◆ **Activity**:
Go through the records below and copy out every line holding "title".

◆ **Excerpted records**:
##########

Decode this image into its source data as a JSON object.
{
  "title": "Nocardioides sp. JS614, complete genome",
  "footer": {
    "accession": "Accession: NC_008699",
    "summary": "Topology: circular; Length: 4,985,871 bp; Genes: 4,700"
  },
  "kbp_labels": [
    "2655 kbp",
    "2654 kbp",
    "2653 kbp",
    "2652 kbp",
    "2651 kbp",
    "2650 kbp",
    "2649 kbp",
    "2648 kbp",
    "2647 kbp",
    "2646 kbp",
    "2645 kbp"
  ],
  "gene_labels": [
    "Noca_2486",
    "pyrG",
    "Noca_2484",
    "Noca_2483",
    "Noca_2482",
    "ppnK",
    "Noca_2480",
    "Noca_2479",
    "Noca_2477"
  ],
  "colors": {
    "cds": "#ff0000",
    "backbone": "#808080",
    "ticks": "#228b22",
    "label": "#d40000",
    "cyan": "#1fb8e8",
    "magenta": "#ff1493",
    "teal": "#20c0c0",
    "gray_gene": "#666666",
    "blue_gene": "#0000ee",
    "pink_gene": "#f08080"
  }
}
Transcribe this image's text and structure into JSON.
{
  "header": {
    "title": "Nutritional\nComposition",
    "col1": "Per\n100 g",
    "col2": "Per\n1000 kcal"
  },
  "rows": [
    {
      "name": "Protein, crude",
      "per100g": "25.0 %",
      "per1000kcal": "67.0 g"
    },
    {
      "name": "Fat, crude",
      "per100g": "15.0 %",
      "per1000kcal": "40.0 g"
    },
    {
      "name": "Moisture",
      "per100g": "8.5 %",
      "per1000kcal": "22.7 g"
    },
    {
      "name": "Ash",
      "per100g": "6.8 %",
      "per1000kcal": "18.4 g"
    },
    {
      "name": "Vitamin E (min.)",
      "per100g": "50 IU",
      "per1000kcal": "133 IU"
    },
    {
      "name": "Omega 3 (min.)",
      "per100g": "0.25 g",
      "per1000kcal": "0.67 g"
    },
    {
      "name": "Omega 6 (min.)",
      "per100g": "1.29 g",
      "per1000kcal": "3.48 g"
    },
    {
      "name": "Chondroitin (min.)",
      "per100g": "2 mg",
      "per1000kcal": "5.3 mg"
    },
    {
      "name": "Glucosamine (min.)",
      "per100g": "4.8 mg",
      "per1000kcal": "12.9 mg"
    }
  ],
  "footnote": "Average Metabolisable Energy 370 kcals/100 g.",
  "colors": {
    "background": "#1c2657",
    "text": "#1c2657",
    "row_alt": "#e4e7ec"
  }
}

##########

◆ **Answer to this exercise**:
  "title": "Nocardioides sp. JS614, complete genome",
    "title": "Nutritional\nComposition",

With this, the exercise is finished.